====== DATASET CONTENT

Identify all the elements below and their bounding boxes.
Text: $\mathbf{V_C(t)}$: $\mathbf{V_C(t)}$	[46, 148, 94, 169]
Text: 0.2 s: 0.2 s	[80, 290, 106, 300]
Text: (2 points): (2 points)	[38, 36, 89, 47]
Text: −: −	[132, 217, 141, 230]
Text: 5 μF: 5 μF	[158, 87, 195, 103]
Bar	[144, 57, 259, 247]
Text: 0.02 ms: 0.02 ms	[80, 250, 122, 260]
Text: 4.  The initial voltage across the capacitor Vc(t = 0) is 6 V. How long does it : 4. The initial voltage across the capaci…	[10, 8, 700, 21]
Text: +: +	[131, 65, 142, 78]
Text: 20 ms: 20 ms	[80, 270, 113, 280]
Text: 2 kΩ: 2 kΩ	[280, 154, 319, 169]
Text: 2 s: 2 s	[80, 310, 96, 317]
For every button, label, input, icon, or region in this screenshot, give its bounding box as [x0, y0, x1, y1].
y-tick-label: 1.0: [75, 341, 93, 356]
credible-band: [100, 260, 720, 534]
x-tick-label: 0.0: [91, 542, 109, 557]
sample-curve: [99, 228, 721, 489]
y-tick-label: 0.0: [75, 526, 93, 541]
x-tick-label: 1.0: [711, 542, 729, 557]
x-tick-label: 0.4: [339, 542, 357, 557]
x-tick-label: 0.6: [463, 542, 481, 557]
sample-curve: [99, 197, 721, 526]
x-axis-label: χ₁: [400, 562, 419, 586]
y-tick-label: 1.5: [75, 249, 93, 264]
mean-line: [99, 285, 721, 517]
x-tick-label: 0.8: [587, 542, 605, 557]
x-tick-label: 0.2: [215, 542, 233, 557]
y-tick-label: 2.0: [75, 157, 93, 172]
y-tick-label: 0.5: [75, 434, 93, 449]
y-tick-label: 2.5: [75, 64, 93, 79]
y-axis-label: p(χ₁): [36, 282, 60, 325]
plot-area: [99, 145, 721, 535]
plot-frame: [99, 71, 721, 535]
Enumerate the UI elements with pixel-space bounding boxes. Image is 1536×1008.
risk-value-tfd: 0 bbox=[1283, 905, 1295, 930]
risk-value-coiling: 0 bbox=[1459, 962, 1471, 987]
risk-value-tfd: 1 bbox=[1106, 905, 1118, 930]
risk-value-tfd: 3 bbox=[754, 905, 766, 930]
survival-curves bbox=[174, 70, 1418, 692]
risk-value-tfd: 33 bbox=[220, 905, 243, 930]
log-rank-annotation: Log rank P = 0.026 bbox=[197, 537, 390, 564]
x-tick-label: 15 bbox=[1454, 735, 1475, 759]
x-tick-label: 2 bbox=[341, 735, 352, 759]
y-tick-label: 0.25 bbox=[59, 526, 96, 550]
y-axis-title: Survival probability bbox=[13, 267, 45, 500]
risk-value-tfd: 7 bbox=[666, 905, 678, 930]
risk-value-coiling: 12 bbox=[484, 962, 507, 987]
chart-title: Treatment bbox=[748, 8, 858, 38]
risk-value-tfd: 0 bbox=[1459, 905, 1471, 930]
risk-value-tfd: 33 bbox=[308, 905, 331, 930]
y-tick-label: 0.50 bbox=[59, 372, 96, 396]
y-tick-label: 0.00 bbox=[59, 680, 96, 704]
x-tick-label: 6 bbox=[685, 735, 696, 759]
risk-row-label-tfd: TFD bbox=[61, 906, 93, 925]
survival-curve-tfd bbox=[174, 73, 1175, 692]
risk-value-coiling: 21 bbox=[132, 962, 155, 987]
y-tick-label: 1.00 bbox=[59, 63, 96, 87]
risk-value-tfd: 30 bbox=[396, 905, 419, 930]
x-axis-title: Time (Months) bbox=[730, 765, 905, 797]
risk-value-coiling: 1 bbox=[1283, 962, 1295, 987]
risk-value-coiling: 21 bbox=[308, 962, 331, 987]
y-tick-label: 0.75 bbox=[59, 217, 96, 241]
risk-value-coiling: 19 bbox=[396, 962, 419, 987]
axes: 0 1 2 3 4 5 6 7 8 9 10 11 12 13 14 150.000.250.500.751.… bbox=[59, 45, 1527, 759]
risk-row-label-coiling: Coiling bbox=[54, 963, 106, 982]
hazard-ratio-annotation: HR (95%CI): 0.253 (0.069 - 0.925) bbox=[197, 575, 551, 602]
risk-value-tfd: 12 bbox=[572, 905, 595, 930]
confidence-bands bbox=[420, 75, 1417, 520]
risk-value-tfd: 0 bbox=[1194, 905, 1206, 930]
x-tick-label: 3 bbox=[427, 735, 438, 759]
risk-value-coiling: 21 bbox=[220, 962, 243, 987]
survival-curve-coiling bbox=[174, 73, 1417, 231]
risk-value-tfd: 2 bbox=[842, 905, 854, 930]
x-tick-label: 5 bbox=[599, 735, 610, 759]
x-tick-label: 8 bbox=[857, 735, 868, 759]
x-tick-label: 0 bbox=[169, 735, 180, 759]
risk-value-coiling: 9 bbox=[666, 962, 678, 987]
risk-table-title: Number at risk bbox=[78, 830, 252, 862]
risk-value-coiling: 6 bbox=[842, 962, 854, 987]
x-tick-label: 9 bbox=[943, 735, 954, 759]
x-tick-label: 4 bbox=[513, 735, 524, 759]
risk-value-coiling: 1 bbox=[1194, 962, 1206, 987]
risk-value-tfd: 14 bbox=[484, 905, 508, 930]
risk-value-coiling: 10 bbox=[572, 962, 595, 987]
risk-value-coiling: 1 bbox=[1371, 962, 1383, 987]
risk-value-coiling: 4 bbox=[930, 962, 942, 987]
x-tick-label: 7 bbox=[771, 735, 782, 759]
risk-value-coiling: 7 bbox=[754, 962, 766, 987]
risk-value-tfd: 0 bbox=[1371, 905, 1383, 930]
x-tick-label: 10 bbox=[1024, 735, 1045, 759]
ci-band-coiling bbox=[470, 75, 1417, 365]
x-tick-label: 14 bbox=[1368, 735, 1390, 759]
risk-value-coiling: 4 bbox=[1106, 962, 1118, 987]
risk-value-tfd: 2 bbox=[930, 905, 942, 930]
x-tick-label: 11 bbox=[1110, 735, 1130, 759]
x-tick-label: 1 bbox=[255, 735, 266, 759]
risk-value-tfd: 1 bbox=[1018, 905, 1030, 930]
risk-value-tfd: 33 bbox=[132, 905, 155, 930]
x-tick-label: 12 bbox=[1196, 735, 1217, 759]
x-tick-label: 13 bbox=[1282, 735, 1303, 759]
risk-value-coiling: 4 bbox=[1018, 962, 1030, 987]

============

> [WHAT YOU WILL DO]
Reproduce the listing above word for word, from its first line through the line containing "Text: 0.02 ms: 0.02", both included.

> [EXPECTED ANSWER]
Identify all the elements below and their bounding boxes.
Text: $\mathbf{V_C(t)}$: $\mathbf{V_C(t)}$	[46, 148, 94, 169]
Text: 0.2 s: 0.2 s	[80, 290, 106, 300]
Text: (2 points): (2 points)	[38, 36, 89, 47]
Text: −: −	[132, 217, 141, 230]
Text: 5 μF: 5 μF	[158, 87, 195, 103]
Bar	[144, 57, 259, 247]
Text: 0.02 ms: 0.02 ms	[80, 250, 122, 260]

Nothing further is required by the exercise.